-- begin --

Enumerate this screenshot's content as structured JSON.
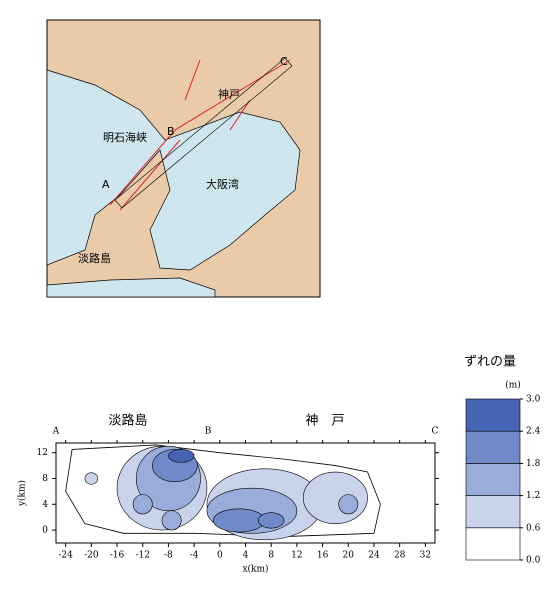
{
  "map": {
    "labels": {
      "kobe": "神戸",
      "akashi": "明石海峡",
      "b": "B",
      "a": "A",
      "osaka_bay": "大阪湾",
      "awaji": "淡路島",
      "c": "C"
    }
  },
  "chart_data": {
    "type": "contour",
    "xlabel": "x(km)",
    "ylabel": "y(km)",
    "xlim": [
      -25.5,
      33.5
    ],
    "ylim": [
      -2,
      13.5
    ],
    "xticks": [
      -24,
      -20,
      -16,
      -12,
      -8,
      -4,
      0,
      4,
      8,
      12,
      16,
      20,
      24,
      28,
      32
    ],
    "yticks": [
      0,
      4,
      8,
      12
    ],
    "top_labels": {
      "a": "A",
      "b": "B",
      "c": "C",
      "awaji": "淡路島",
      "kobe": "神　戸"
    },
    "colorbar": {
      "title": "ずれの量",
      "unit": "(m)",
      "ticks": [
        {
          "value": 0,
          "label": "0.0"
        },
        {
          "value": 0.6,
          "label": "0.6"
        },
        {
          "value": 1.2,
          "label": "1.2"
        },
        {
          "value": 1.8,
          "label": "1.8"
        },
        {
          "value": 2.4,
          "label": "2.4"
        },
        {
          "value": 3,
          "label": "3.0"
        }
      ],
      "colors": [
        "#ffffff",
        "#c9d3ec",
        "#9aacda",
        "#6f89c9",
        "#4564b4"
      ]
    }
  }
}
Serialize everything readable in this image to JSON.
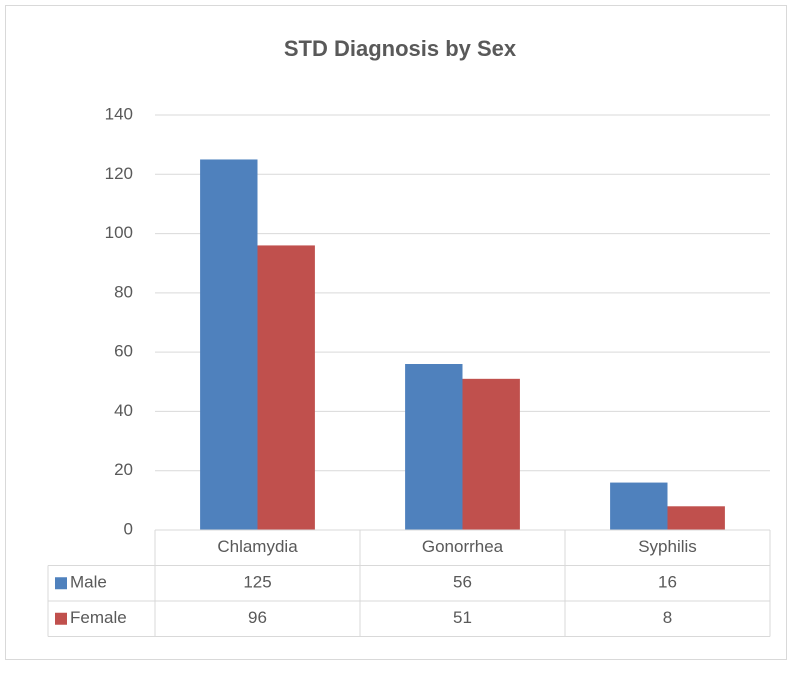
{
  "chart_data": {
    "type": "bar",
    "title": "STD Diagnosis by Sex",
    "categories": [
      "Chlamydia",
      "Gonorrhea",
      "Syphilis"
    ],
    "series": [
      {
        "name": "Male",
        "color": "#4f81bd",
        "values": [
          125,
          56,
          16
        ]
      },
      {
        "name": "Female",
        "color": "#c0504d",
        "values": [
          96,
          51,
          8
        ]
      }
    ],
    "ylim": [
      0,
      140
    ],
    "yticks": [
      0,
      20,
      40,
      60,
      80,
      100,
      120,
      140
    ],
    "grid": true,
    "data_table": true
  }
}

-- end --

§ What is expected
Quote every record above exactly, leaving out the pictures.

§ Solution to the problem
Enumerate this screenshot's content as structured JSON.
{
  "map": {
    "labels": {
      "kobe": "神戸",
      "akashi": "明石海峡",
      "b": "B",
      "a": "A",
      "osaka_bay": "大阪湾",
      "awaji": "淡路島",
      "c": "C"
    }
  },
  "chart_data": {
    "type": "contour",
    "xlabel": "x(km)",
    "ylabel": "y(km)",
    "xlim": [
      -25.5,
      33.5
    ],
    "ylim": [
      -2,
      13.5
    ],
    "xticks": [
      -24,
      -20,
      -16,
      -12,
      -8,
      -4,
      0,
      4,
      8,
      12,
      16,
      20,
      24,
      28,
      32
    ],
    "yticks": [
      0,
      4,
      8,
      12
    ],
    "top_labels": {
      "a": "A",
      "b": "B",
      "c": "C",
      "awaji": "淡路島",
      "kobe": "神　戸"
    },
    "colorbar": {
      "title": "ずれの量",
      "unit": "(m)",
      "ticks": [
        {
          "value": 0,
          "label": "0.0"
        },
        {
          "value": 0.6,
          "label": "0.6"
        },
        {
          "value": 1.2,
          "label": "1.2"
        },
        {
          "value": 1.8,
          "label": "1.8"
        },
        {
          "value": 2.4,
          "label": "2.4"
        },
        {
          "value": 3,
          "label": "3.0"
        }
      ],
      "colors": [
        "#ffffff",
        "#c9d3ec",
        "#9aacda",
        "#6f89c9",
        "#4564b4"
      ]
    }
  }
}
Serialize everything readable in this image to JSON.
{
  "chart_data": {
    "type": "bar",
    "title": "STD Diagnosis by Sex",
    "categories": [
      "Chlamydia",
      "Gonorrhea",
      "Syphilis"
    ],
    "series": [
      {
        "name": "Male",
        "color": "#4f81bd",
        "values": [
          125,
          56,
          16
        ]
      },
      {
        "name": "Female",
        "color": "#c0504d",
        "values": [
          96,
          51,
          8
        ]
      }
    ],
    "ylim": [
      0,
      140
    ],
    "yticks": [
      0,
      20,
      40,
      60,
      80,
      100,
      120,
      140
    ],
    "grid": true,
    "data_table": true
  }
}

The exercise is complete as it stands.